──────── Data provided

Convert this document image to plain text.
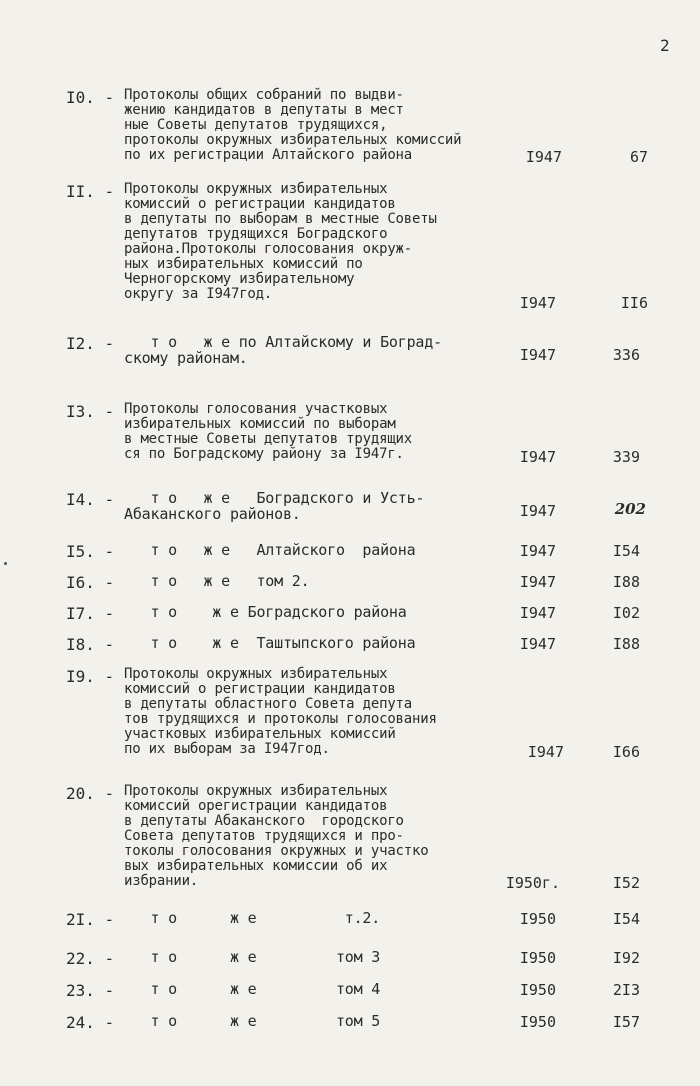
2
I0. - Протоколы общих собраний по выдви-
жению кандидатов в депутаты в мест
ные Советы депутатов трудящихся,
протоколы окружных избирательных комиссий
по их регистрации Алтайского района	I947	67
II. - Протоколы окружных избирательных
комиссий о регистрации кандидатов
в депутаты по выборам в местные Советы
депутатов трудящихся Боградского
района.Протоколы голосования окруж-
ных избирательных комиссий по
Черногорскому избирательному
округу за I947год.	I947	II6
I2. -	т о   ж е по Алтайскому и Боград-
скому районам.	I947	336
I3. - Протоколы голосования участковых
избирательных комиссий по выборам
в местные Советы депутатов трудящих
ся по Боградскому району за I947г.	I947	339
I4. -	т о   ж е   Боградского и Усть-
Абаканского районов.	I947	202
I5. - т о   ж е   Алтайского  района	I947	I54
I6. - т о   ж е   том 2.	I947	I88
I7. - т о    ж е Боградского района	I947	I02
I8. - т о    ж е  Таштыпского района	I947	I88
I9. - Протоколы окружных избирательных
комиссий о регистрации кандидатов
в депутаты областного Совета депута
тов трудящихся и протоколы голосования
участковых избирательных комиссий
по их выборам за I947год.	I947	I66
20. - Протоколы окружных избирательных
комиссий орегистрации кандидатов
в депутаты Абаканского  городского
Совета депутатов трудящихся и про-
токолы голосования окружных и участко
вых избирательных комиссии об их
избрании.	I950г.	I52
2I. - т о      ж е          т.2.	I950	I54
22. - т о      ж е         том 3	I950	I92
23. - т о      ж е         том 4	I950	2I3
24. - т о      ж е         том 5	I950	I57
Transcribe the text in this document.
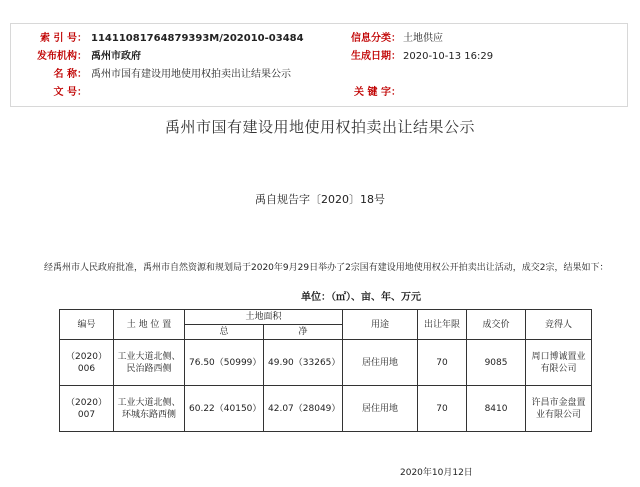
索 引 号： 11411081764879393M/202010-03484	信息分类： 土地供应
发布机构： 禹州市政府	生成日期： 2020-10-13 16:29
名 称： 禹州市国有建设用地使用权拍卖出让结果公示
文 号：	关 键 字：
禹州市国有建设用地使用权拍卖出让结果公示
禹自规告字〔2020〕18号
经禹州市人民政府批准，禹州市自然资源和规划局于2020年9月29日举办了2宗国有建设用地使用权公开拍卖出让活动，成交2宗，结果如下：
单位：（㎡）、亩、年、万元
编号	土 地 位 置	土地面积		用途	出让年限	成交价	竞得人
		总	净				
（2020）006	工业大道北侧、民治路西侧	76.50（50999）	49.90（33265）	居住用地	70	9085	周口博诚置业有限公司
（2020）007	工业大道北侧、环城东路西侧	60.22（40150）	42.07（28049）	居住用地	70	8410	许昌市金盘置业有限公司
2020年10月12日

────────────────

● What is needed
The records above are to be quoted exactly, with all pictures left out.

● Result of the task
Convert this document image to plain text.
2
I0. - Протоколы общих собраний по выдви-
жению кандидатов в депутаты в мест
ные Советы депутатов трудящихся,
протоколы окружных избирательных комиссий
по их регистрации Алтайского района	I947	67
II. - Протоколы окружных избирательных
комиссий о регистрации кандидатов
в депутаты по выборам в местные Советы
депутатов трудящихся Боградского
района.Протоколы голосования окруж-
ных избирательных комиссий по
Черногорскому избирательному
округу за I947год.	I947	II6
I2. -	т о   ж е по Алтайскому и Боград-
скому районам.	I947	336
I3. - Протоколы голосования участковых
избирательных комиссий по выборам
в местные Советы депутатов трудящих
ся по Боградскому району за I947г.	I947	339
I4. -	т о   ж е   Боградского и Усть-
Абаканского районов.	I947	202
I5. - т о   ж е   Алтайского  района	I947	I54
I6. - т о   ж е   том 2.	I947	I88
I7. - т о    ж е Боградского района	I947	I02
I8. - т о    ж е  Таштыпского района	I947	I88
I9. - Протоколы окружных избирательных
комиссий о регистрации кандидатов
в депутаты областного Совета депута
тов трудящихся и протоколы голосования
участковых избирательных комиссий
по их выборам за I947год.	I947	I66
20. - Протоколы окружных избирательных
комиссий орегистрации кандидатов
в депутаты Абаканского  городского
Совета депутатов трудящихся и про-
токолы голосования окружных и участко
вых избирательных комиссии об их
избрании.	I950г.	I52
2I. - т о      ж е          т.2.	I950	I54
22. - т о      ж е         том 3	I950	I92
23. - т о      ж е         том 4	I950	2I3
24. - т о      ж е         том 5	I950	I57
Transcribe the text in this document.
索 引 号： 11411081764879393M/202010-03484	信息分类： 土地供应
发布机构： 禹州市政府	生成日期： 2020-10-13 16:29
名 称： 禹州市国有建设用地使用权拍卖出让结果公示
文 号：	关 键 字：
禹州市国有建设用地使用权拍卖出让结果公示
禹自规告字〔2020〕18号
经禹州市人民政府批准，禹州市自然资源和规划局于2020年9月29日举办了2宗国有建设用地使用权公开拍卖出让活动，成交2宗，结果如下：
单位：（㎡）、亩、年、万元
编号	土 地 位 置	土地面积		用途	出让年限	成交价	竞得人
		总	净				
（2020）006	工业大道北侧、民治路西侧	76.50（50999）	49.90（33265）	居住用地	70	9085	周口博诚置业有限公司
（2020）007	工业大道北侧、环城东路西侧	60.22（40150）	42.07（28049）	居住用地	70	8410	许昌市金盘置业有限公司
2020年10月12日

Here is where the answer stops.